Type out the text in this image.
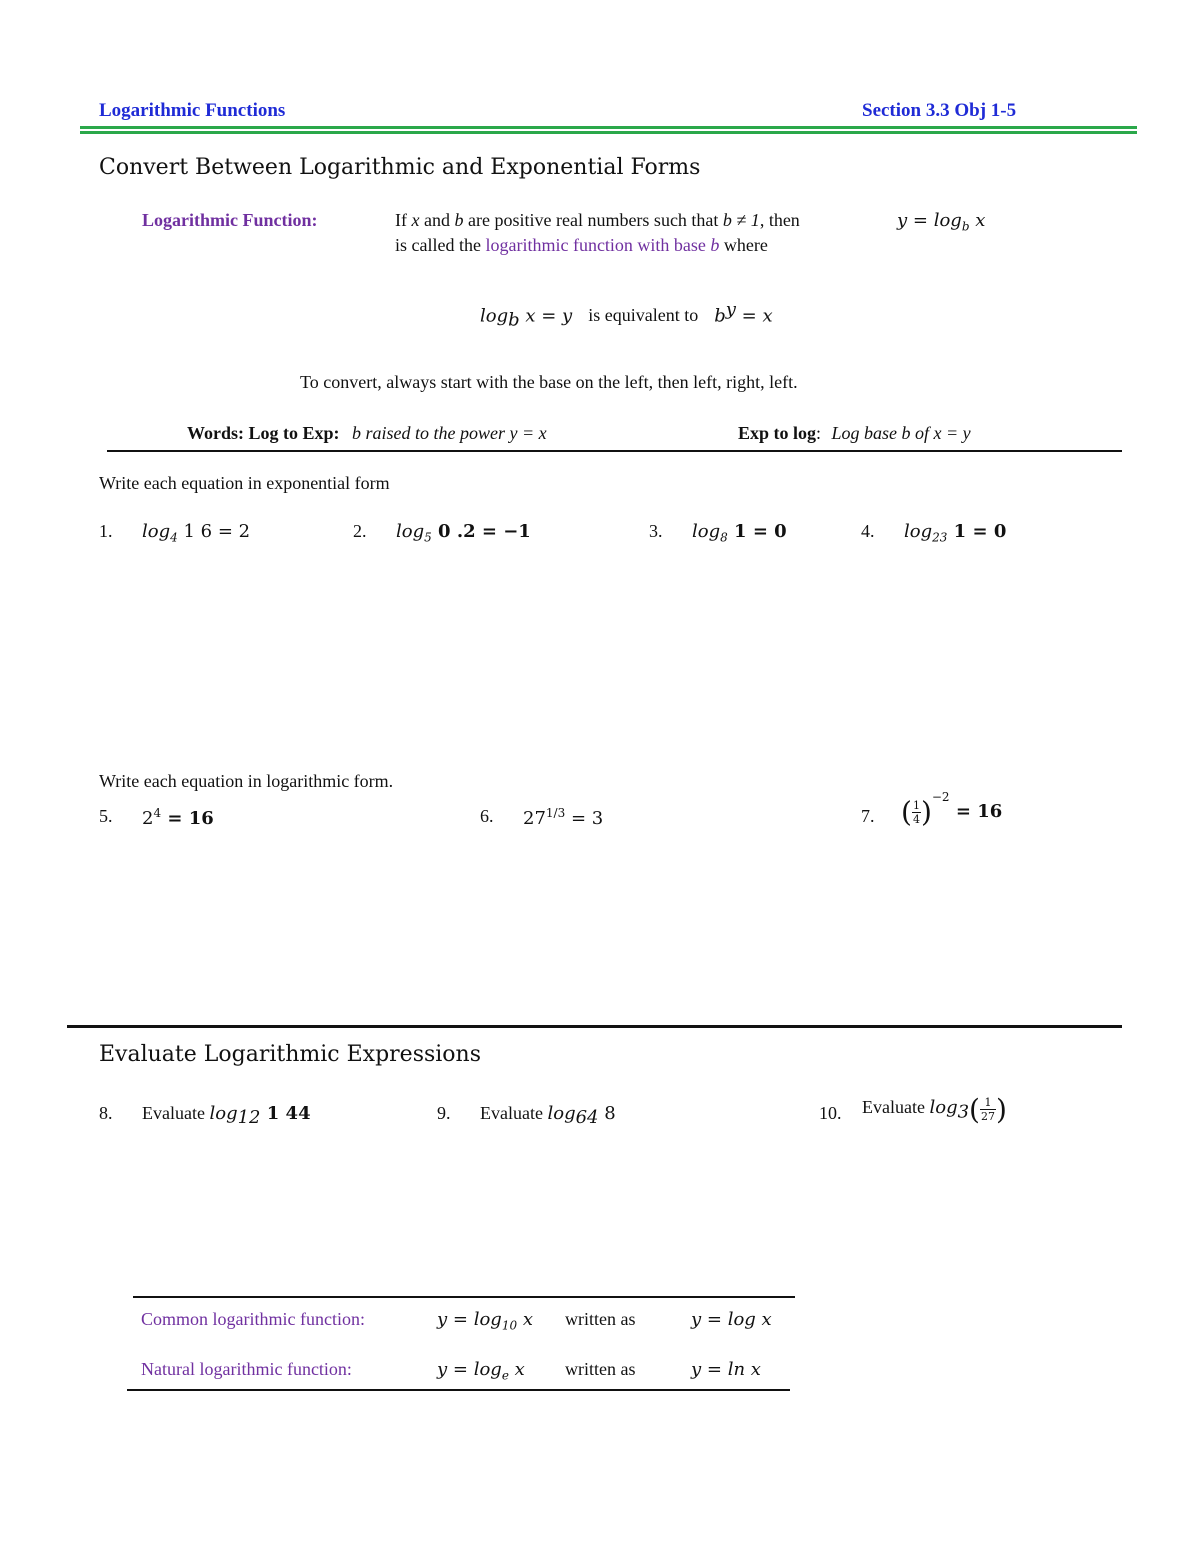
Logarithmic Functions	Section 3.3 Obj 1-5
Convert Between Logarithmic and Exponential Forms
Logarithmic Function:	If x and b are positive real numbers such that b ≠ 1, then	$y = \log_b x$
is called the logarithmic function with base b where
$\log_b x = y$ is equivalent to $b^y = x$
To convert, always start with the base on the left, then left, right, left.
Words: Log to Exp: b raised to the power y = x	Exp to log: Log base b of x = y
Write each equation in exponential form
1. $\log_4 1$ 6 = 2	2. $\log_5 0$ .2 = −1	3. $\log_8 1 = 0$	4. $\log_{23} 1 = 0$
Write each equation in logarithmic form.
5. $2^4 = 16$	6. $27^{1/3} = 3$	7. ( $\frac{1}{4} )^{-2} = 16$
Evaluate Logarithmic Expressions
8. Evaluate $\log_{12} 1$ 44	9. Evaluate $\log_{64} 8$	10. Evaluate $\log_3( \frac{1}{27}$ )
Common logarithmic function:	$y = \log_{10} x$ written as	y = log x
Natural logarithmic function:	$y = \log_e x$ written as	y = ln x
_ _ _ _ _ _ _
## Exercise aim
Gather up, from the records above, each line where the word "then" appears.

## Response to the task
Logarithmic Function:	If x and b are positive real numbers such that b ≠ 1, then	$y = \log_b x$
To convert, always start with the base on the left, then left, right, left.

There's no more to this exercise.